Chart and figure data
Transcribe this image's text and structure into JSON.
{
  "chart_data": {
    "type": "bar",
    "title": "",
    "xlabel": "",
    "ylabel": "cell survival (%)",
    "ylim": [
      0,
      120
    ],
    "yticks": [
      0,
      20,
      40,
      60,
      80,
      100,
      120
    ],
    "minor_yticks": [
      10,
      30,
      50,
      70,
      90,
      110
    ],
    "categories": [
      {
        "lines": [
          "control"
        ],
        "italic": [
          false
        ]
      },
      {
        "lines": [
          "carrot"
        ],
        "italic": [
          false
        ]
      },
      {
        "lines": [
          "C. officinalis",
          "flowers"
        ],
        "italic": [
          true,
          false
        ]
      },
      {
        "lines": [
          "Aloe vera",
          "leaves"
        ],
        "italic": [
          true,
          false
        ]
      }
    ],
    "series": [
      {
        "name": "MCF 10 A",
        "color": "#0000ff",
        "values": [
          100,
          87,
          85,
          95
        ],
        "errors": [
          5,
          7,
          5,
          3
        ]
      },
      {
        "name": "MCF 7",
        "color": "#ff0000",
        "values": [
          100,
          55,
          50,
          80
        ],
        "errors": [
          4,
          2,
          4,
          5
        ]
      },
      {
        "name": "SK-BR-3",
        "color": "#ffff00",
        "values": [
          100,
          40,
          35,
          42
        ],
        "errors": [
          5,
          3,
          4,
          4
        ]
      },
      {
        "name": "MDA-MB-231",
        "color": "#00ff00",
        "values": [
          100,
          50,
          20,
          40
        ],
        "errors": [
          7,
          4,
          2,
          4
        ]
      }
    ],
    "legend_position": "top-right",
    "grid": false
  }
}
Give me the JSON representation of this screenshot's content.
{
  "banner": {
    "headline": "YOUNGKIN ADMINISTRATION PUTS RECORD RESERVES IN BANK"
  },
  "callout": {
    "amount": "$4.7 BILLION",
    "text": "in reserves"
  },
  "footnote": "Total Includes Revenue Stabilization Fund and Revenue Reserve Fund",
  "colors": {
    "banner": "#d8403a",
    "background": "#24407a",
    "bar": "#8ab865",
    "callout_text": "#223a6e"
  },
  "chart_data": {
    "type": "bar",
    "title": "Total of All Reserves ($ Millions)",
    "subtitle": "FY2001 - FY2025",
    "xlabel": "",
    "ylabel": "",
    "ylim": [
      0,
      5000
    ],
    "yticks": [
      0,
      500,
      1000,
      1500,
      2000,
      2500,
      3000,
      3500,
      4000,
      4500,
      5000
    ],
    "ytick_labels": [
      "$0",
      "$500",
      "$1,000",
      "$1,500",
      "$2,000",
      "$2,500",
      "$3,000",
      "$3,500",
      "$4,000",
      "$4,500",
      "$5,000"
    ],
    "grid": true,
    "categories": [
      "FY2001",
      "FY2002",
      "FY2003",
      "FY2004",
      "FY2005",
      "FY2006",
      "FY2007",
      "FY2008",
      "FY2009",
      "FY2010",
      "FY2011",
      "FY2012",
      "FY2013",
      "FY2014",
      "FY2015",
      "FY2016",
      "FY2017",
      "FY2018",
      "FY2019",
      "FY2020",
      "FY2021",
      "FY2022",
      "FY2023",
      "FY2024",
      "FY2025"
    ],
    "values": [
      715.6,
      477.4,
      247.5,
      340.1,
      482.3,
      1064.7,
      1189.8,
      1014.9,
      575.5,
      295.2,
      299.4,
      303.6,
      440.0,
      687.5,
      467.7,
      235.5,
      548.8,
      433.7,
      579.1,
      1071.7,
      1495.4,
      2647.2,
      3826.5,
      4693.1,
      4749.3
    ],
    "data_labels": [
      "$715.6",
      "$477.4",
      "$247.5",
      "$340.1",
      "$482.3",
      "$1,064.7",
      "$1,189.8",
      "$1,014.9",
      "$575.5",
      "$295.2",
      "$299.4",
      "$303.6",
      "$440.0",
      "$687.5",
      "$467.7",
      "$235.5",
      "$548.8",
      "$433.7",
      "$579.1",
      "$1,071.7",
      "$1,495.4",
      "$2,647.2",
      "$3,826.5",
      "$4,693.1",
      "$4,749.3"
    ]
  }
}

▶ [WHAT THE TASK REQUIRES]: Output the data above exactly, please, line for line.

▶ [EXERCISE ANSWER]:
Transcribe this image's text and structure into JSON.
{
  "chart_data": {
    "type": "bar",
    "title": "",
    "xlabel": "",
    "ylabel": "cell survival (%)",
    "ylim": [
      0,
      120
    ],
    "yticks": [
      0,
      20,
      40,
      60,
      80,
      100,
      120
    ],
    "minor_yticks": [
      10,
      30,
      50,
      70,
      90,
      110
    ],
    "categories": [
      {
        "lines": [
          "control"
        ],
        "italic": [
          false
        ]
      },
      {
        "lines": [
          "carrot"
        ],
        "italic": [
          false
        ]
      },
      {
        "lines": [
          "C. officinalis",
          "flowers"
        ],
        "italic": [
          true,
          false
        ]
      },
      {
        "lines": [
          "Aloe vera",
          "leaves"
        ],
        "italic": [
          true,
          false
        ]
      }
    ],
    "series": [
      {
        "name": "MCF 10 A",
        "color": "#0000ff",
        "values": [
          100,
          87,
          85,
          95
        ],
        "errors": [
          5,
          7,
          5,
          3
        ]
      },
      {
        "name": "MCF 7",
        "color": "#ff0000",
        "values": [
          100,
          55,
          50,
          80
        ],
        "errors": [
          4,
          2,
          4,
          5
        ]
      },
      {
        "name": "SK-BR-3",
        "color": "#ffff00",
        "values": [
          100,
          40,
          35,
          42
        ],
        "errors": [
          5,
          3,
          4,
          4
        ]
      },
      {
        "name": "MDA-MB-231",
        "color": "#00ff00",
        "values": [
          100,
          50,
          20,
          40
        ],
        "errors": [
          7,
          4,
          2,
          4
        ]
      }
    ],
    "legend_position": "top-right",
    "grid": false
  }
}
Give me the JSON representation of this screenshot's content.
{
  "banner": {
    "headline": "YOUNGKIN ADMINISTRATION PUTS RECORD RESERVES IN BANK"
  },
  "callout": {
    "amount": "$4.7 BILLION",
    "text": "in reserves"
  },
  "footnote": "Total Includes Revenue Stabilization Fund and Revenue Reserve Fund",
  "colors": {
    "banner": "#d8403a",
    "background": "#24407a",
    "bar": "#8ab865",
    "callout_text": "#223a6e"
  },
  "chart_data": {
    "type": "bar",
    "title": "Total of All Reserves ($ Millions)",
    "subtitle": "FY2001 - FY2025",
    "xlabel": "",
    "ylabel": "",
    "ylim": [
      0,
      5000
    ],
    "yticks": [
      0,
      500,
      1000,
      1500,
      2000,
      2500,
      3000,
      3500,
      4000,
      4500,
      5000
    ],
    "ytick_labels": [
      "$0",
      "$500",
      "$1,000",
      "$1,500",
      "$2,000",
      "$2,500",
      "$3,000",
      "$3,500",
      "$4,000",
      "$4,500",
      "$5,000"
    ],
    "grid": true,
    "categories": [
      "FY2001",
      "FY2002",
      "FY2003",
      "FY2004",
      "FY2005",
      "FY2006",
      "FY2007",
      "FY2008",
      "FY2009",
      "FY2010",
      "FY2011",
      "FY2012",
      "FY2013",
      "FY2014",
      "FY2015",
      "FY2016",
      "FY2017",
      "FY2018",
      "FY2019",
      "FY2020",
      "FY2021",
      "FY2022",
      "FY2023",
      "FY2024",
      "FY2025"
    ],
    "values": [
      715.6,
      477.4,
      247.5,
      340.1,
      482.3,
      1064.7,
      1189.8,
      1014.9,
      575.5,
      295.2,
      299.4,
      303.6,
      440.0,
      687.5,
      467.7,
      235.5,
      548.8,
      433.7,
      579.1,
      1071.7,
      1495.4,
      2647.2,
      3826.5,
      4693.1,
      4749.3
    ],
    "data_labels": [
      "$715.6",
      "$477.4",
      "$247.5",
      "$340.1",
      "$482.3",
      "$1,064.7",
      "$1,189.8",
      "$1,014.9",
      "$575.5",
      "$295.2",
      "$299.4",
      "$303.6",
      "$440.0",
      "$687.5",
      "$467.7",
      "$235.5",
      "$548.8",
      "$433.7",
      "$579.1",
      "$1,071.7",
      "$1,495.4",
      "$2,647.2",
      "$3,826.5",
      "$4,693.1",
      "$4,749.3"
    ]
  }
}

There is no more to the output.